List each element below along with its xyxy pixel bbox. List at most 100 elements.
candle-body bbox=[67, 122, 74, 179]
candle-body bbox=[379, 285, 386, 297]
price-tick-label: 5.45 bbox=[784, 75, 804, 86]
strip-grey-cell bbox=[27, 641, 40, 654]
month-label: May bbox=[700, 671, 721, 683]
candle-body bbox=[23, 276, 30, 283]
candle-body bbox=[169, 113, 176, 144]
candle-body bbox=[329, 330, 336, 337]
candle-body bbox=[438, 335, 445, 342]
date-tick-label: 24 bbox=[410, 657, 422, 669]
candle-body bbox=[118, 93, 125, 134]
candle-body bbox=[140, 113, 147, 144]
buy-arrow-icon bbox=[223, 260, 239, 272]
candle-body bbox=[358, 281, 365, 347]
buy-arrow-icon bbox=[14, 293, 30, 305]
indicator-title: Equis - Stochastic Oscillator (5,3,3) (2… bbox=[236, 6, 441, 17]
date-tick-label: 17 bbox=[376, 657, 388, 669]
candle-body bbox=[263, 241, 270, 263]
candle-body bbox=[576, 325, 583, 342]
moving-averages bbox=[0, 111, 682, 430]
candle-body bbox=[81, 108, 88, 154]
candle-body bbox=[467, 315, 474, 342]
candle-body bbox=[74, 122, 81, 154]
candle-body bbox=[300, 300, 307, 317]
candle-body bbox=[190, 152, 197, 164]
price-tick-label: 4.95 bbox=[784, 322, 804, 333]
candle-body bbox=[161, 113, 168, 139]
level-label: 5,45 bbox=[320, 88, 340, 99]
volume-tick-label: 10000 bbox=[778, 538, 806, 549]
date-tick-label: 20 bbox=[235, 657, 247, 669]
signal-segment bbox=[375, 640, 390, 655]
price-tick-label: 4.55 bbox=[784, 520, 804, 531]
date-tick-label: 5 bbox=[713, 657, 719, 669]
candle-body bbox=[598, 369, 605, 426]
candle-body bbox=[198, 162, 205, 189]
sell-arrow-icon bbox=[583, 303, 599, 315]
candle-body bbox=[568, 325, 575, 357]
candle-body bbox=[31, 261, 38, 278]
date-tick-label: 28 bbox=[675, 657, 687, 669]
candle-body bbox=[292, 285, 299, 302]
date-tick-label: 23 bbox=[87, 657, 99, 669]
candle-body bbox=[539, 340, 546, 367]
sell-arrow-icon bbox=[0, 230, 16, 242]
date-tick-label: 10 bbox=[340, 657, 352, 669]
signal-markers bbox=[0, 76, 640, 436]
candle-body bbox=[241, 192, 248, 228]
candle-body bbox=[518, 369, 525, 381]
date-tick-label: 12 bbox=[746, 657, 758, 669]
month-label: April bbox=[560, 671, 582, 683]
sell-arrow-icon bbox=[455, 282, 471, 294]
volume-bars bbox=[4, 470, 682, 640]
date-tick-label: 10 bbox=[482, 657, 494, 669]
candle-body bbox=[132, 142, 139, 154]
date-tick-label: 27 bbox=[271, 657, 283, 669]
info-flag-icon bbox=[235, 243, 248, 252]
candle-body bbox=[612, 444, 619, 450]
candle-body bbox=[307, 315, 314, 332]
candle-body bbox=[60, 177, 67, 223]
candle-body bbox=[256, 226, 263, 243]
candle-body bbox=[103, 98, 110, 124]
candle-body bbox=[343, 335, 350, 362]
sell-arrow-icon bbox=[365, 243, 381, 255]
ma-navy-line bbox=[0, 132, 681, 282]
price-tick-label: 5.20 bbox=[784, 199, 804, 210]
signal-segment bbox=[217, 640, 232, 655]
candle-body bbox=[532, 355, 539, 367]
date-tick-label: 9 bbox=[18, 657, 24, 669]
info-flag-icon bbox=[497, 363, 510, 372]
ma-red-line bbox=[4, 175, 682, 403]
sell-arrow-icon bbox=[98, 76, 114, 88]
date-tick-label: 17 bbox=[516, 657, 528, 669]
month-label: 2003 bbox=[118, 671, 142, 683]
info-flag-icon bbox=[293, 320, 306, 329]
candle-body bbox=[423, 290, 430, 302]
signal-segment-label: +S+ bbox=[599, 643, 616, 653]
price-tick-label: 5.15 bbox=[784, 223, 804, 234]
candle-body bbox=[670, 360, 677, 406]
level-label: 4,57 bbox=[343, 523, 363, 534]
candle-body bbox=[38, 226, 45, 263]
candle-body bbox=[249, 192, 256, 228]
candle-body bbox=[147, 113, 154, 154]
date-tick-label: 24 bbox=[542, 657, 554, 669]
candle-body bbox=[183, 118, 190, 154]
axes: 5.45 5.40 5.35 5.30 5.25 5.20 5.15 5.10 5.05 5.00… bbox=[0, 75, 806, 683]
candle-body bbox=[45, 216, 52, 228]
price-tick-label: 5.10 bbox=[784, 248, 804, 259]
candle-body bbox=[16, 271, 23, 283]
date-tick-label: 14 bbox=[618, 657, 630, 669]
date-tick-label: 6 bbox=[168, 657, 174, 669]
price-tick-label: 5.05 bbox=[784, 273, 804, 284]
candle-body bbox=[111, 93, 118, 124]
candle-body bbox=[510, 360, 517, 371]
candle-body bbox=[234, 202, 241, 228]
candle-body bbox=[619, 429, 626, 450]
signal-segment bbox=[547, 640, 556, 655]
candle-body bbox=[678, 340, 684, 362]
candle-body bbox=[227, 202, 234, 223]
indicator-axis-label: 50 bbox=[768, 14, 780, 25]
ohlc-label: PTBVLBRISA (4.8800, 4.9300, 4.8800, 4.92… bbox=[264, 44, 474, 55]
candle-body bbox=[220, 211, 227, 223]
────────────────
● Your instructions
Which lines above contain the string "icon"? Pull out every one of them in full, treating case as significant.

● Written solution
buy-arrow-icon bbox=[223, 260, 239, 272]
buy-arrow-icon bbox=[14, 293, 30, 305]
sell-arrow-icon bbox=[583, 303, 599, 315]
sell-arrow-icon bbox=[0, 230, 16, 242]
sell-arrow-icon bbox=[455, 282, 471, 294]
info-flag-icon bbox=[235, 243, 248, 252]
sell-arrow-icon bbox=[365, 243, 381, 255]
info-flag-icon bbox=[497, 363, 510, 372]
sell-arrow-icon bbox=[98, 76, 114, 88]
info-flag-icon bbox=[293, 320, 306, 329]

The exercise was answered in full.